§ Data extracted from a collection

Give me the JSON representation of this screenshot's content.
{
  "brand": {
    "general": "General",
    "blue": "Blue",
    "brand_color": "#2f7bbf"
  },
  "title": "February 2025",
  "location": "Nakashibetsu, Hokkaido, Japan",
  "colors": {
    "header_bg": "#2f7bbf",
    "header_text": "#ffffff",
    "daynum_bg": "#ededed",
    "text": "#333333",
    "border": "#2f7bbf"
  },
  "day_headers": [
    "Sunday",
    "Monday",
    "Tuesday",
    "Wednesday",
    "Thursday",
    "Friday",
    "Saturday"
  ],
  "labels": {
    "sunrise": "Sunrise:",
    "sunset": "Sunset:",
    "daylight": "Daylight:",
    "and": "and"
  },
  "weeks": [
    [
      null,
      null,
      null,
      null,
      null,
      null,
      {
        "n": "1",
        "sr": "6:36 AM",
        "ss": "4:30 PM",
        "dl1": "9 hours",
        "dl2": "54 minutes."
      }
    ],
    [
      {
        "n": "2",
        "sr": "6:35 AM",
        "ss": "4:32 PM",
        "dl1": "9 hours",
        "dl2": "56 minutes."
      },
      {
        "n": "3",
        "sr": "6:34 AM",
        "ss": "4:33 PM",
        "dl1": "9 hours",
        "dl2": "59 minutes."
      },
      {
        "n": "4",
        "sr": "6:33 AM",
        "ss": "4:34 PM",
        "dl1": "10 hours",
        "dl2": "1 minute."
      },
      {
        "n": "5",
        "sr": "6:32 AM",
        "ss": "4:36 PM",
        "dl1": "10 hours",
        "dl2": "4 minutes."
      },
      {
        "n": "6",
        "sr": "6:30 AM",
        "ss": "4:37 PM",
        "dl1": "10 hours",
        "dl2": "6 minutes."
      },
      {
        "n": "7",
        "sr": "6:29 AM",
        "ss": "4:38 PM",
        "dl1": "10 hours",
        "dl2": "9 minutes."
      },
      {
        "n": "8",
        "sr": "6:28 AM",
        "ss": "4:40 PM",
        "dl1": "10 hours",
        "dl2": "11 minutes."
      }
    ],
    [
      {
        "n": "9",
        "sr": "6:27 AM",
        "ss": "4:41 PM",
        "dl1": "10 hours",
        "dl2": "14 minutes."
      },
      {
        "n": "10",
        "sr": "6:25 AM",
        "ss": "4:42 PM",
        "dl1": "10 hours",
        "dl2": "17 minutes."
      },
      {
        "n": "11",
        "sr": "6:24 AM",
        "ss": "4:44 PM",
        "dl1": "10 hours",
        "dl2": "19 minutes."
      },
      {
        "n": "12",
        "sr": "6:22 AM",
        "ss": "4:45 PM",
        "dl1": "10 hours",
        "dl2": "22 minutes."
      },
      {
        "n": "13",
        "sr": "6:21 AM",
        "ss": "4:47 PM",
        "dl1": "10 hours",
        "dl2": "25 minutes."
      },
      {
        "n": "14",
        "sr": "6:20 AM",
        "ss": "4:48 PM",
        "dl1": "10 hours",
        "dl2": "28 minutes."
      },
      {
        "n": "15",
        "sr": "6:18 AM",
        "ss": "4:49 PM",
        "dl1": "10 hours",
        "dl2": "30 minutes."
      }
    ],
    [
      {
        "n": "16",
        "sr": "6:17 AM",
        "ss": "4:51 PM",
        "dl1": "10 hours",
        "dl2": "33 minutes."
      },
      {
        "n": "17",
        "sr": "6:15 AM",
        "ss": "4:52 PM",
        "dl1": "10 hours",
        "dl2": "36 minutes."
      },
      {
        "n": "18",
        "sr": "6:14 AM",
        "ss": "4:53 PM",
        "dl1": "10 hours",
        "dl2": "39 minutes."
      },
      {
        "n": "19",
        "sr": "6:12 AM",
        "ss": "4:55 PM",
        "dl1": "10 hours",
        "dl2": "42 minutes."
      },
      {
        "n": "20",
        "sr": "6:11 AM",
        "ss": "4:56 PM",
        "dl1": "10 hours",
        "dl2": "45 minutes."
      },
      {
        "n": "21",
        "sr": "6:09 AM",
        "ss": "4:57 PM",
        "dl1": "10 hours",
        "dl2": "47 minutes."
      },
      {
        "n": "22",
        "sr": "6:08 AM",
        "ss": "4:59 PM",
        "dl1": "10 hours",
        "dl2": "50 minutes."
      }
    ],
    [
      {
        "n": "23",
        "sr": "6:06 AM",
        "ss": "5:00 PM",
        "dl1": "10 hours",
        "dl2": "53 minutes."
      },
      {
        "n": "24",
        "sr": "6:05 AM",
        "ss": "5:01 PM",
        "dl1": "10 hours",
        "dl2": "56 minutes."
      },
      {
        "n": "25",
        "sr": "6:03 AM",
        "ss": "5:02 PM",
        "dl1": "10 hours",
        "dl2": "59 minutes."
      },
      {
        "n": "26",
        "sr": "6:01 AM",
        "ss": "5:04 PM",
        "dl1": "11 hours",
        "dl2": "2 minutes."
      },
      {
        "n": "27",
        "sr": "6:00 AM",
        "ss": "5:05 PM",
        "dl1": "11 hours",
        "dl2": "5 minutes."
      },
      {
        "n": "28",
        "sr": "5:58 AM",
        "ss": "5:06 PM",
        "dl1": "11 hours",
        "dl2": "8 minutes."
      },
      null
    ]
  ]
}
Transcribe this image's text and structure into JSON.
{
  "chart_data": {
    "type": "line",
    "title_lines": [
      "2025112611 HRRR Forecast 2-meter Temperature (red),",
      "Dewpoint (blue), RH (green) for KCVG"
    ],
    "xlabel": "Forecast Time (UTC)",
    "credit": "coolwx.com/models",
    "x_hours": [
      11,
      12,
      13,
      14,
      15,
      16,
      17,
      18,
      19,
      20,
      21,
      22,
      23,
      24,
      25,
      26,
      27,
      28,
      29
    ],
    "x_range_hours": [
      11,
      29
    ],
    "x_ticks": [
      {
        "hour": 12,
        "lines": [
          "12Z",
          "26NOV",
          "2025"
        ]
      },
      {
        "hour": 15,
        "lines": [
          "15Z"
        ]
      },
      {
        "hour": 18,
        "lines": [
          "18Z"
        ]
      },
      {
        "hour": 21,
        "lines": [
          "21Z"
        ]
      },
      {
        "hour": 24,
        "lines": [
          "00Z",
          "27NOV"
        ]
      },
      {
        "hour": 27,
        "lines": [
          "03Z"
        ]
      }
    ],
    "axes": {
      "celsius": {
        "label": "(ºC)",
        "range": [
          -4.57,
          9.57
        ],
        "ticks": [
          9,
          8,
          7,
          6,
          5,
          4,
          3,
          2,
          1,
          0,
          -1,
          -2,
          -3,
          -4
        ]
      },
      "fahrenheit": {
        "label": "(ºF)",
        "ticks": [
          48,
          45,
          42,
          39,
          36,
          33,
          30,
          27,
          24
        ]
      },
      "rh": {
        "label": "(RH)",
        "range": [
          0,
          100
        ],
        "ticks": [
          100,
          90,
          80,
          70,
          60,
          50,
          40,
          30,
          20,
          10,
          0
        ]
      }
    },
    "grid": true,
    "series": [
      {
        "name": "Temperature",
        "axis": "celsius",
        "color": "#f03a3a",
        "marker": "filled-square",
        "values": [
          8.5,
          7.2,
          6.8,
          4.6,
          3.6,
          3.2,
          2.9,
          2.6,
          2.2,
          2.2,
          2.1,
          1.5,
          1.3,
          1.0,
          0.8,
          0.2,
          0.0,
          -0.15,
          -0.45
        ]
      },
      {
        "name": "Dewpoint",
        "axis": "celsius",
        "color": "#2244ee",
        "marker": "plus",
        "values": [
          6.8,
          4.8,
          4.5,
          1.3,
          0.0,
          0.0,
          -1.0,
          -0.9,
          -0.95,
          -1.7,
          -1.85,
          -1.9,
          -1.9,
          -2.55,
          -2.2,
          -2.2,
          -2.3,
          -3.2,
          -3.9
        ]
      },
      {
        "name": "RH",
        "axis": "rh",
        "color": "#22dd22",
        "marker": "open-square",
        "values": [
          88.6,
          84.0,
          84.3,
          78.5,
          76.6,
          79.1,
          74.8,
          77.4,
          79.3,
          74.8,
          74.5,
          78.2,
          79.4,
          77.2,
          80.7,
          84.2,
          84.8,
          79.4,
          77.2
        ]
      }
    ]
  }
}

§ Direction
Locate the lines above that contain "Dewpoint" and copy them.

§ Task result
      "Dewpoint (blue), RH (green) for KCVG"
        "name": "Dewpoint",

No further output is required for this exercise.